** Provided data **
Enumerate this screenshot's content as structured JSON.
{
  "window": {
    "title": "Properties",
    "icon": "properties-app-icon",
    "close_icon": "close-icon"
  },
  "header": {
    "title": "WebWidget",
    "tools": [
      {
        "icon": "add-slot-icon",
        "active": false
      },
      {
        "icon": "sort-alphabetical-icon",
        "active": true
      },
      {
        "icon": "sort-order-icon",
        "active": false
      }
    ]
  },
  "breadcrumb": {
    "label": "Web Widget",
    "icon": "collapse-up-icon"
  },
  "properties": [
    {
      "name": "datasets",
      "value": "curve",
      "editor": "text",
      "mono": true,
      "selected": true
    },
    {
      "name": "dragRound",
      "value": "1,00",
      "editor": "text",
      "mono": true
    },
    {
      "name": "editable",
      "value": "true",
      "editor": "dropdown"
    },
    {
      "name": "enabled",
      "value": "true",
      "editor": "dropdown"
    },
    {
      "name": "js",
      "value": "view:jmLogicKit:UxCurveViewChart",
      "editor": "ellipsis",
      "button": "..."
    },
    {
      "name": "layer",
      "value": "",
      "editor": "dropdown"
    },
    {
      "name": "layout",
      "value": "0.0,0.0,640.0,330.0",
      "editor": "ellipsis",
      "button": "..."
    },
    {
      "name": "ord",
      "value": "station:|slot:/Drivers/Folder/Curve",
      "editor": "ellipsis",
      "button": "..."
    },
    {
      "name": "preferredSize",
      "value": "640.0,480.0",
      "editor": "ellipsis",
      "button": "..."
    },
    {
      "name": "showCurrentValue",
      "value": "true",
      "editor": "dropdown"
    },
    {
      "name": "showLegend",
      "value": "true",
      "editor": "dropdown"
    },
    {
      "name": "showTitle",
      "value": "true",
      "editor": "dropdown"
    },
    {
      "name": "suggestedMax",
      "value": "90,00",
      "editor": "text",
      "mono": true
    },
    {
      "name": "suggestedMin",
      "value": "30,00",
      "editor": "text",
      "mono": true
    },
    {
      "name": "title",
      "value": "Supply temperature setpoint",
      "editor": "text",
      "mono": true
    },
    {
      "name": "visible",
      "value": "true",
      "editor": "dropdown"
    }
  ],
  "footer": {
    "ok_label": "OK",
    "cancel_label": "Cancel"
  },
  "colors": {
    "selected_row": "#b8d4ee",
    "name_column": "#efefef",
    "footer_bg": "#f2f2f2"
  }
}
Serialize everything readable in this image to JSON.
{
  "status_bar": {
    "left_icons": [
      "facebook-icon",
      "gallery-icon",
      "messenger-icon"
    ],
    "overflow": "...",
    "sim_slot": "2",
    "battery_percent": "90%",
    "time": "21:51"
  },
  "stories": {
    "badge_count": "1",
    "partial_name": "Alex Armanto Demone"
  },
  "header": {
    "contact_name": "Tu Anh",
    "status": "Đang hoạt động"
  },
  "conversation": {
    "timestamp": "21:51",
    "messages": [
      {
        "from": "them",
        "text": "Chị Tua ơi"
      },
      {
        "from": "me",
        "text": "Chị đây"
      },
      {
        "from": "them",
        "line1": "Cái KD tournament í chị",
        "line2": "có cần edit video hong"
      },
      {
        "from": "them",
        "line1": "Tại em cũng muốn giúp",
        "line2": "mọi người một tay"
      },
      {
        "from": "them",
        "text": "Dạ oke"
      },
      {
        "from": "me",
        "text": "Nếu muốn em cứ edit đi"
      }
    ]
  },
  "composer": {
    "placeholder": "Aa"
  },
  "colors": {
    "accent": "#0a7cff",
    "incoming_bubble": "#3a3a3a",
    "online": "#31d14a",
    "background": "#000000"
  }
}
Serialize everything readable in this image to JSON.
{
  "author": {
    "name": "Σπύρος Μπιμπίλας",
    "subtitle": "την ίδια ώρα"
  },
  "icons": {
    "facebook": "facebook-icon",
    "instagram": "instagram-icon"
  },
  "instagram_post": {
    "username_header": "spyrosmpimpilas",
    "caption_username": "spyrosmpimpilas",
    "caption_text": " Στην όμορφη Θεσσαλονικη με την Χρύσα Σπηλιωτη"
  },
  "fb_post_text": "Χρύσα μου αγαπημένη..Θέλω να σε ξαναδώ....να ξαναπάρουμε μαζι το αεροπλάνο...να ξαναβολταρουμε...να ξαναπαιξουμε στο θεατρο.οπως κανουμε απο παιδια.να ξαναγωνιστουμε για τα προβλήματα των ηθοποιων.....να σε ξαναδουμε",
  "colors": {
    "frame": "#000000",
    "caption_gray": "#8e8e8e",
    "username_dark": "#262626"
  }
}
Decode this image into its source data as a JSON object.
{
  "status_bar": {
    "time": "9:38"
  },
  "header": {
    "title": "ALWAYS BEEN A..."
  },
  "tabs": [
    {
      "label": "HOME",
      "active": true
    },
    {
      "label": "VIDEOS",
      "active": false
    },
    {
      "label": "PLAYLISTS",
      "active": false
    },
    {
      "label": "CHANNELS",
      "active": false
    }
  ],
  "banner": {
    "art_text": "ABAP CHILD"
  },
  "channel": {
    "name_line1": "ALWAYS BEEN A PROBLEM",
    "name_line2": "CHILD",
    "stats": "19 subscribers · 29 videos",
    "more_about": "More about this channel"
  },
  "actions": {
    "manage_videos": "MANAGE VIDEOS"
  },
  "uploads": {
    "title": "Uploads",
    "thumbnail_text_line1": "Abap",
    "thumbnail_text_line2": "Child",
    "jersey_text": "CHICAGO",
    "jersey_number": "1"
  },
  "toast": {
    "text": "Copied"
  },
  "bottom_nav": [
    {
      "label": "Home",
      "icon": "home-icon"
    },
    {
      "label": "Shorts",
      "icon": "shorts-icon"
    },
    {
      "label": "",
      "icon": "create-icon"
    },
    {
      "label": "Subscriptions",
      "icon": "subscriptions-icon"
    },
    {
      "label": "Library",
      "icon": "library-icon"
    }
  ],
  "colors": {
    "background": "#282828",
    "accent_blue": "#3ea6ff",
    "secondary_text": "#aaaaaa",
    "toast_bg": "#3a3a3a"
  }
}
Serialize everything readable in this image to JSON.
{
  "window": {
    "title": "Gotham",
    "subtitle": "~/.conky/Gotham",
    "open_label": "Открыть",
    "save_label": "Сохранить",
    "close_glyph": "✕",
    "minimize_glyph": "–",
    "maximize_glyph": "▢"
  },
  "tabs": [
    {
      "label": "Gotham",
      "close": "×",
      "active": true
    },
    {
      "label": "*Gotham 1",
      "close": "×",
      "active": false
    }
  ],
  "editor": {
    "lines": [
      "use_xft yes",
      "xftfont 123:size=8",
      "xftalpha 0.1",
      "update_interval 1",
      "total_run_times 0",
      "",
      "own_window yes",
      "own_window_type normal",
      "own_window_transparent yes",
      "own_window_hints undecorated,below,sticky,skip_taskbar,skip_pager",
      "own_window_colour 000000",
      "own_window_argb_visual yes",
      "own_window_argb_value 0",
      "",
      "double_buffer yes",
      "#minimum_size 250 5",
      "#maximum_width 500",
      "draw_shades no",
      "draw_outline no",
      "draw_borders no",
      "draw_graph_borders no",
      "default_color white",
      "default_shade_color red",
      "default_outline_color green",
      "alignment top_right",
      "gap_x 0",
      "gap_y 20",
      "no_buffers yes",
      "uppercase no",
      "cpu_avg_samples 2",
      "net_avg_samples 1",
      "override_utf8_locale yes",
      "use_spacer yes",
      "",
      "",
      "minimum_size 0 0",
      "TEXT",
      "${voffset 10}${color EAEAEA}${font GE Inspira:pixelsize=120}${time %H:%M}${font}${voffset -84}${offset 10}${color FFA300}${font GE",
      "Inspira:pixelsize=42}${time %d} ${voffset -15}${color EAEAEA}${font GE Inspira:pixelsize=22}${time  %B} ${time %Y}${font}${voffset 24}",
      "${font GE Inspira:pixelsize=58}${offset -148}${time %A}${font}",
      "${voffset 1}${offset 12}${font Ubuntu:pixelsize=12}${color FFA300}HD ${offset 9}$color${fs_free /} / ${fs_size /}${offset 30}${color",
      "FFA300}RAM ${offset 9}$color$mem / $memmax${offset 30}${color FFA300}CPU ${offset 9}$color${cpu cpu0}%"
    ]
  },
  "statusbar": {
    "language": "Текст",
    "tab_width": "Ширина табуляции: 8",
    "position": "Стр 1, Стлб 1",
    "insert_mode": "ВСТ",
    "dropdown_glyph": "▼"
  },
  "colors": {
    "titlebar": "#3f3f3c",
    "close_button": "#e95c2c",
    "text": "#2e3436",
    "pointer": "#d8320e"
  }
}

** Task **
Keep only those lines of the records that hold "sort", and return them.

** Expected output **
        "icon": "sort-alphabetical-icon",
        "icon": "sort-order-icon",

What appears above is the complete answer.